### Written instruction
Please output the rows as a JSON list of strings, one per line, starting at the first line and ending with the line that contains "incoming-date-label: от: (67, 125, 83, 139)". Leave out any blank lines.

━━━━━━━━━━━━━━━━━━━━

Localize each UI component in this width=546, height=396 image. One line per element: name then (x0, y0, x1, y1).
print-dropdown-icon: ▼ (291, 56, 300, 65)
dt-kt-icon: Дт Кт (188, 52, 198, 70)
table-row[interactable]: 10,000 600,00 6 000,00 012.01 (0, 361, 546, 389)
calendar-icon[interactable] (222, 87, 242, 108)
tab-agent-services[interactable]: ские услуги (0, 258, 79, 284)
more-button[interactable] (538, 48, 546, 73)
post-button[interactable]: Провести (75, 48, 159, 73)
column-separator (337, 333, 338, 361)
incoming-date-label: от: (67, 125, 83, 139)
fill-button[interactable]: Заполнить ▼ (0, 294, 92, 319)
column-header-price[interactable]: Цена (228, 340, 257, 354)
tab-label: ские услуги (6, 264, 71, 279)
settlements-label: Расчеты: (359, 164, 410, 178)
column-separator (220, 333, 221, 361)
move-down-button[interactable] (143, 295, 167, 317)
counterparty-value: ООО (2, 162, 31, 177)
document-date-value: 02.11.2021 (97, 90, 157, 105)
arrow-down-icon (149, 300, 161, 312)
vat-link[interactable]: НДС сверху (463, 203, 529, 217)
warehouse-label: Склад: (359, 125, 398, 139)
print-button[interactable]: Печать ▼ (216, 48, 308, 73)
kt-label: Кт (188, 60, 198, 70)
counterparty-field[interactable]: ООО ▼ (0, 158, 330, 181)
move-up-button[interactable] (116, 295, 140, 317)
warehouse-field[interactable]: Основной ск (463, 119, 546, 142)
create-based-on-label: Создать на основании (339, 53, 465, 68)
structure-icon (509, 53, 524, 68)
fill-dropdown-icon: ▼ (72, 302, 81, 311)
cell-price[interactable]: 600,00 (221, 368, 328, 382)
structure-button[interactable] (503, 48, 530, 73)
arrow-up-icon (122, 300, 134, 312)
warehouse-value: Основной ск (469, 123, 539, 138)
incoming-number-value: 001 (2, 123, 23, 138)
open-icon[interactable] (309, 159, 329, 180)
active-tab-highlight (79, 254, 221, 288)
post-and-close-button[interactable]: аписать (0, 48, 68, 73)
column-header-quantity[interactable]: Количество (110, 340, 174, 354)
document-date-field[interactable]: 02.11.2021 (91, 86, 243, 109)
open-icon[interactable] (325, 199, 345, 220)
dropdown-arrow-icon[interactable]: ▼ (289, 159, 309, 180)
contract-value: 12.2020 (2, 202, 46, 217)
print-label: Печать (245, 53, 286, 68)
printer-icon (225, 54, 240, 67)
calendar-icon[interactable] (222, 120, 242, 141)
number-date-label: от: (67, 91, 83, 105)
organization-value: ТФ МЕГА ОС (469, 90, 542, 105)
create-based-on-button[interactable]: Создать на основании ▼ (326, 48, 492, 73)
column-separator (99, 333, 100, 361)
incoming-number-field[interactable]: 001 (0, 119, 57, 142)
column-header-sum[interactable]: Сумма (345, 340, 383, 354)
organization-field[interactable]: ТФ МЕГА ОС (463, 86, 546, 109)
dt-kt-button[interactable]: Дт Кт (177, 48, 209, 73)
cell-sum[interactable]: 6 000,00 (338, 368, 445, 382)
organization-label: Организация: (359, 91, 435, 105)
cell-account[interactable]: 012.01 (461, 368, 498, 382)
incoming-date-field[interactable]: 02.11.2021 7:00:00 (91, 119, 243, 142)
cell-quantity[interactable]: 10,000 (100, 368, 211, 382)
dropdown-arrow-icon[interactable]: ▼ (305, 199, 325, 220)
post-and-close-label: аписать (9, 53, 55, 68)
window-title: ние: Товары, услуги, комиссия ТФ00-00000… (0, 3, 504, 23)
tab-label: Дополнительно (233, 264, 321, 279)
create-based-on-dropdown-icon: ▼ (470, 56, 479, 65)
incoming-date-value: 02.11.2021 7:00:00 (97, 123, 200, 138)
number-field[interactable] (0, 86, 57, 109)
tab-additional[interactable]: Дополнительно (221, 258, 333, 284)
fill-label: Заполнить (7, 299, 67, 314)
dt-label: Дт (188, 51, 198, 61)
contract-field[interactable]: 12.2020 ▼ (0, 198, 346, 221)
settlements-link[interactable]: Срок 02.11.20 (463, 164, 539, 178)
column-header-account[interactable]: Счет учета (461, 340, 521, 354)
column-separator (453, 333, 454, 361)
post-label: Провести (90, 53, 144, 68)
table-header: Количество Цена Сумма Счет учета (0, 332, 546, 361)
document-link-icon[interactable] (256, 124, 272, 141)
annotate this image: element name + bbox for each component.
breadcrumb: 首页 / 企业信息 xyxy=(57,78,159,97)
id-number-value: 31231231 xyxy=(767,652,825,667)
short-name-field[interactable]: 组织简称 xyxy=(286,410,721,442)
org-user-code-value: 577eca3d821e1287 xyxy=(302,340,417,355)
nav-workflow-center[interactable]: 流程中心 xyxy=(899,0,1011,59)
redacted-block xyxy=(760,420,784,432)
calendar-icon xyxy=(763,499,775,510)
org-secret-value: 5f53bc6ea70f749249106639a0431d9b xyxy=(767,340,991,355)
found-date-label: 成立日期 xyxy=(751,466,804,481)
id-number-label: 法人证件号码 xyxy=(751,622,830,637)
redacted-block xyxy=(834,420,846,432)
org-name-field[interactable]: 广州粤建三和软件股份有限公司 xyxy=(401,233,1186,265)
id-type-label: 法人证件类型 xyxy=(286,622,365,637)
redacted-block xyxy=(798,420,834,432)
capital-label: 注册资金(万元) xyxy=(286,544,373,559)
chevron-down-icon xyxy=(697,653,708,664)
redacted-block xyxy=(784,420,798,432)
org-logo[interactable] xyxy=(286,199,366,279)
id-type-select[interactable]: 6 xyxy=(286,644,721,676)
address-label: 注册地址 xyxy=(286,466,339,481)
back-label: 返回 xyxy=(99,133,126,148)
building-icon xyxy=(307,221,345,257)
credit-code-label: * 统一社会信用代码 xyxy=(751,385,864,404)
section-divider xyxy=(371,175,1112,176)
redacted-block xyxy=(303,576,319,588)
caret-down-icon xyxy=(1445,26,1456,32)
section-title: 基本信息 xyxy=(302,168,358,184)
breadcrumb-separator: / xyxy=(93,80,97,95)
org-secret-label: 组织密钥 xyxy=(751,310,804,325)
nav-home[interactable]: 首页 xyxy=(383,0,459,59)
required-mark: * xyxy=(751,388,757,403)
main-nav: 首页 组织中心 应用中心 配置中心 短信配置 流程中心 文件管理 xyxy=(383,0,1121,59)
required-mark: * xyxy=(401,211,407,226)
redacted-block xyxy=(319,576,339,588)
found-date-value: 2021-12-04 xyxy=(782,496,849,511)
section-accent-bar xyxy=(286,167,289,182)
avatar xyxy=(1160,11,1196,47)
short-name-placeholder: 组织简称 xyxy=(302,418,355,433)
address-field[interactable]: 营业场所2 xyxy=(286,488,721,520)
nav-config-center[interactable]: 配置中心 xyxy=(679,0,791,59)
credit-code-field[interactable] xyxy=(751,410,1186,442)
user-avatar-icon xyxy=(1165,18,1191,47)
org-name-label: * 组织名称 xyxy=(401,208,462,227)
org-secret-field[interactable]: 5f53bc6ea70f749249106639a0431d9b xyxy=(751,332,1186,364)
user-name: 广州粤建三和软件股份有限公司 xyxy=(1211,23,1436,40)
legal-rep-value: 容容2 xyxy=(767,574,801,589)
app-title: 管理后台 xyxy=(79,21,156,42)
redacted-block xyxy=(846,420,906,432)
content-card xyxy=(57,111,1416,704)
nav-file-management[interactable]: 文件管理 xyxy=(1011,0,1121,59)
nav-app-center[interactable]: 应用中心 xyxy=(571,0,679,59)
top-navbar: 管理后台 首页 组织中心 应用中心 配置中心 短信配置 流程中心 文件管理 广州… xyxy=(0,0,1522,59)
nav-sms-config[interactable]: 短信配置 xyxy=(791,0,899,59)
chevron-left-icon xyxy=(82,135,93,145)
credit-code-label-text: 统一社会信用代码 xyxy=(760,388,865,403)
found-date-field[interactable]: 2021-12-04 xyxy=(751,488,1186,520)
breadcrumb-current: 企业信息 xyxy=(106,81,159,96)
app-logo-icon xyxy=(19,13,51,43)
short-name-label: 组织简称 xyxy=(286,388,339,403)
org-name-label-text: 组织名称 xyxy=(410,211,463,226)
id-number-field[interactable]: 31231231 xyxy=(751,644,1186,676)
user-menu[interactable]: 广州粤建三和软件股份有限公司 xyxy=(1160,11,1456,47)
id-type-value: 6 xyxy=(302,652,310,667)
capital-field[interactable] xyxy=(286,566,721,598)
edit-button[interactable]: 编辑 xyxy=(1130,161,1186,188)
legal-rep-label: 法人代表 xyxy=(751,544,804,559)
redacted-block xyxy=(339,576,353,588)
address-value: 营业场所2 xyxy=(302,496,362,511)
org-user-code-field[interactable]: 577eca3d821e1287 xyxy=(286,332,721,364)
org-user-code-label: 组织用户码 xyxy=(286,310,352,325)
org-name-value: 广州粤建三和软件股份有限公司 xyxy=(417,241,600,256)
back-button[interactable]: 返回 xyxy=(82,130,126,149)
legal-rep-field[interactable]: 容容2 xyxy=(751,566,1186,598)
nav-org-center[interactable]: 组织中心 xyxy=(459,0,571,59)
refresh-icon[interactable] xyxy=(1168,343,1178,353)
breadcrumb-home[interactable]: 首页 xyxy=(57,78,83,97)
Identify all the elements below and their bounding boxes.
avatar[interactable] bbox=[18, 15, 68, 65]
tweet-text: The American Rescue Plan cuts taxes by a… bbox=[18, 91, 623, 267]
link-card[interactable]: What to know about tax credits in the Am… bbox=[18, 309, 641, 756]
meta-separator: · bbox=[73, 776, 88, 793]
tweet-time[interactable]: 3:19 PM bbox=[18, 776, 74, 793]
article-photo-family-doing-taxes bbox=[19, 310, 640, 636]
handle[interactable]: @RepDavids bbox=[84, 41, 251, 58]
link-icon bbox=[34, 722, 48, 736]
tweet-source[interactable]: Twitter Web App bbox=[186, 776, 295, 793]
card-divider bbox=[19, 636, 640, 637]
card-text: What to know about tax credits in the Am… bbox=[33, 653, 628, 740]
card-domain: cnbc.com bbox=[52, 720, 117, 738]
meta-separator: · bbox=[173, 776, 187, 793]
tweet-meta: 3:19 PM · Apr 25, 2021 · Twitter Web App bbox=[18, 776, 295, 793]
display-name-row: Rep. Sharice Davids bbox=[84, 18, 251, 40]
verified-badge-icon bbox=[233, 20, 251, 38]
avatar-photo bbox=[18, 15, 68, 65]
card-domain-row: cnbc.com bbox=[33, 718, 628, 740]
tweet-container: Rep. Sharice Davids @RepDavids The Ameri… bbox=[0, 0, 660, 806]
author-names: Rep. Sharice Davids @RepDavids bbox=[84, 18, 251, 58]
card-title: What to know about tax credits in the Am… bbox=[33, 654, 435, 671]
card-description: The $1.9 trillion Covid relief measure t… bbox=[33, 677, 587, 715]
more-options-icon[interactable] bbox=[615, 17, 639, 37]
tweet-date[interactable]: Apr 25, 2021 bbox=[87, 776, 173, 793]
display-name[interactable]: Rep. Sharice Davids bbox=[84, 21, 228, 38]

━━━━━━━━━━━━━━━━━━━━

### Task response
[
  "Localize each UI component in this width=546, height=396 image. One line per element: name then (x0, y0, x1, y1).",
  "print-dropdown-icon: ▼ (291, 56, 300, 65)",
  "dt-kt-icon: Дт Кт (188, 52, 198, 70)",
  "table-row[interactable]: 10,000 600,00 6 000,00 012.01 (0, 361, 546, 389)",
  "calendar-icon[interactable] (222, 87, 242, 108)",
  "tab-agent-services[interactable]: ские услуги (0, 258, 79, 284)",
  "more-button[interactable] (538, 48, 546, 73)",
  "post-button[interactable]: Провести (75, 48, 159, 73)",
  "column-separator (337, 333, 338, 361)",
  "incoming-date-label: от: (67, 125, 83, 139)"
]